Saved entries
------------------------------

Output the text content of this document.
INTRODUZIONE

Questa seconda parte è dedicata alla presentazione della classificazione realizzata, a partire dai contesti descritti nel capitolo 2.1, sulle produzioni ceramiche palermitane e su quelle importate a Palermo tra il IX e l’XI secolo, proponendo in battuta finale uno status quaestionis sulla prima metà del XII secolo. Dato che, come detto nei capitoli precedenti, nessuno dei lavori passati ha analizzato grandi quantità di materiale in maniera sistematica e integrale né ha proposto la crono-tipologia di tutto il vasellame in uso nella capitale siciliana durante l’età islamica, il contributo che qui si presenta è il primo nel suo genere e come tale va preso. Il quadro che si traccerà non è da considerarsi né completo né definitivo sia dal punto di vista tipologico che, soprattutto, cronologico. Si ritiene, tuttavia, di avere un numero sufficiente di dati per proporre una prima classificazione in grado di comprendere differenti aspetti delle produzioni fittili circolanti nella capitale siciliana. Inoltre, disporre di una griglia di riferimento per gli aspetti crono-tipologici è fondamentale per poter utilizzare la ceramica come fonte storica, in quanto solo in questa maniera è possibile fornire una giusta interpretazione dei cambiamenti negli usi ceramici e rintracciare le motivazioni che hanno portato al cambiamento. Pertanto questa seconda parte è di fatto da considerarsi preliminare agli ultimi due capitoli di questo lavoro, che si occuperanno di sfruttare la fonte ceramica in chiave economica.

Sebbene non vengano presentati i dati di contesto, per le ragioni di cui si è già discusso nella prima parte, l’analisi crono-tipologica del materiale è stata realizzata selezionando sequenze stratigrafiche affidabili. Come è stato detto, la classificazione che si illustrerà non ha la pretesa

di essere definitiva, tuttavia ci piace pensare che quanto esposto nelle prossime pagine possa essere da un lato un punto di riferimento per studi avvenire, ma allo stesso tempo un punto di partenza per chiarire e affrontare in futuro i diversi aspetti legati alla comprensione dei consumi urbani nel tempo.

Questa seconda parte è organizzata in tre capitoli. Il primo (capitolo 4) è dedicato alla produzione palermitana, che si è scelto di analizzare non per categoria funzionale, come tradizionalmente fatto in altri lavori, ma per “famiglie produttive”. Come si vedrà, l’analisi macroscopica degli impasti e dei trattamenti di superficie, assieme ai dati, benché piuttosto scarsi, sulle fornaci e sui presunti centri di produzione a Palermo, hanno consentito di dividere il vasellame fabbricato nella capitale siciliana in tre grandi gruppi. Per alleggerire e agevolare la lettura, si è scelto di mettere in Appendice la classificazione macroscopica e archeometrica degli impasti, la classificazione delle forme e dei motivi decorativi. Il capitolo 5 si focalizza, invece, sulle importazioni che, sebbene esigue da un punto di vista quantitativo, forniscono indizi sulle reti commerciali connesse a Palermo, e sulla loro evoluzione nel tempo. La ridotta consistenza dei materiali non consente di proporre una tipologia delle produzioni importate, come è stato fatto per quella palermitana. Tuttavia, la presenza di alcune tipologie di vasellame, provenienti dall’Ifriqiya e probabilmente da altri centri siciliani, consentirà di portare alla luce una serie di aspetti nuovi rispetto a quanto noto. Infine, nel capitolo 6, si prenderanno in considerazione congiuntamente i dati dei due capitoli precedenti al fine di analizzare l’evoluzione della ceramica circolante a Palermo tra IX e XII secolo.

------------------------------

◆ WORK REQUIRED ◆
Extract each line of the material exactly as it stands.

◆ TASK RESPONSE ◆
Output the text content of this document.
INTRODUZIONE

Questa seconda parte è dedicata alla presentazione della classificazione realizzata, a partire dai contesti descritti nel capitolo 2.1, sulle produzioni ceramiche palermitane e su quelle importate a Palermo tra il IX e l’XI secolo, proponendo in battuta finale uno status quaestionis sulla prima metà del XII secolo. Dato che, come detto nei capitoli precedenti, nessuno dei lavori passati ha analizzato grandi quantità di materiale in maniera sistematica e integrale né ha proposto la crono-tipologia di tutto il vasellame in uso nella capitale siciliana durante l’età islamica, il contributo che qui si presenta è il primo nel suo genere e come tale va preso. Il quadro che si traccerà non è da considerarsi né completo né definitivo sia dal punto di vista tipologico che, soprattutto, cronologico. Si ritiene, tuttavia, di avere un numero sufficiente di dati per proporre una prima classificazione in grado di comprendere differenti aspetti delle produzioni fittili circolanti nella capitale siciliana. Inoltre, disporre di una griglia di riferimento per gli aspetti crono-tipologici è fondamentale per poter utilizzare la ceramica come fonte storica, in quanto solo in questa maniera è possibile fornire una giusta interpretazione dei cambiamenti negli usi ceramici e rintracciare le motivazioni che hanno portato al cambiamento. Pertanto questa seconda parte è di fatto da considerarsi preliminare agli ultimi due capitoli di questo lavoro, che si occuperanno di sfruttare la fonte ceramica in chiave economica.

Sebbene non vengano presentati i dati di contesto, per le ragioni di cui si è già discusso nella prima parte, l’analisi crono-tipologica del materiale è stata realizzata selezionando sequenze stratigrafiche affidabili. Come è stato detto, la classificazione che si illustrerà non ha la pretesa

di essere definitiva, tuttavia ci piace pensare che quanto esposto nelle prossime pagine possa essere da un lato un punto di riferimento per studi avvenire, ma allo stesso tempo un punto di partenza per chiarire e affrontare in futuro i diversi aspetti legati alla comprensione dei consumi urbani nel tempo.

Questa seconda parte è organizzata in tre capitoli. Il primo (capitolo 4) è dedicato alla produzione palermitana, che si è scelto di analizzare non per categoria funzionale, come tradizionalmente fatto in altri lavori, ma per “famiglie produttive”. Come si vedrà, l’analisi macroscopica degli impasti e dei trattamenti di superficie, assieme ai dati, benché piuttosto scarsi, sulle fornaci e sui presunti centri di produzione a Palermo, hanno consentito di dividere il vasellame fabbricato nella capitale siciliana in tre grandi gruppi. Per alleggerire e agevolare la lettura, si è scelto di mettere in Appendice la classificazione macroscopica e archeometrica degli impasti, la classificazione delle forme e dei motivi decorativi. Il capitolo 5 si focalizza, invece, sulle importazioni che, sebbene esigue da un punto di vista quantitativo, forniscono indizi sulle reti commerciali connesse a Palermo, e sulla loro evoluzione nel tempo. La ridotta consistenza dei materiali non consente di proporre una tipologia delle produzioni importate, come è stato fatto per quella palermitana. Tuttavia, la presenza di alcune tipologie di vasellame, provenienti dall’Ifriqiya e probabilmente da altri centri siciliani, consentirà di portare alla luce una serie di aspetti nuovi rispetto a quanto noto. Infine, nel capitolo 6, si prenderanno in considerazione congiuntamente i dati dei due capitoli precedenti al fine di analizzare l’evoluzione della ceramica circolante a Palermo tra IX e XII secolo.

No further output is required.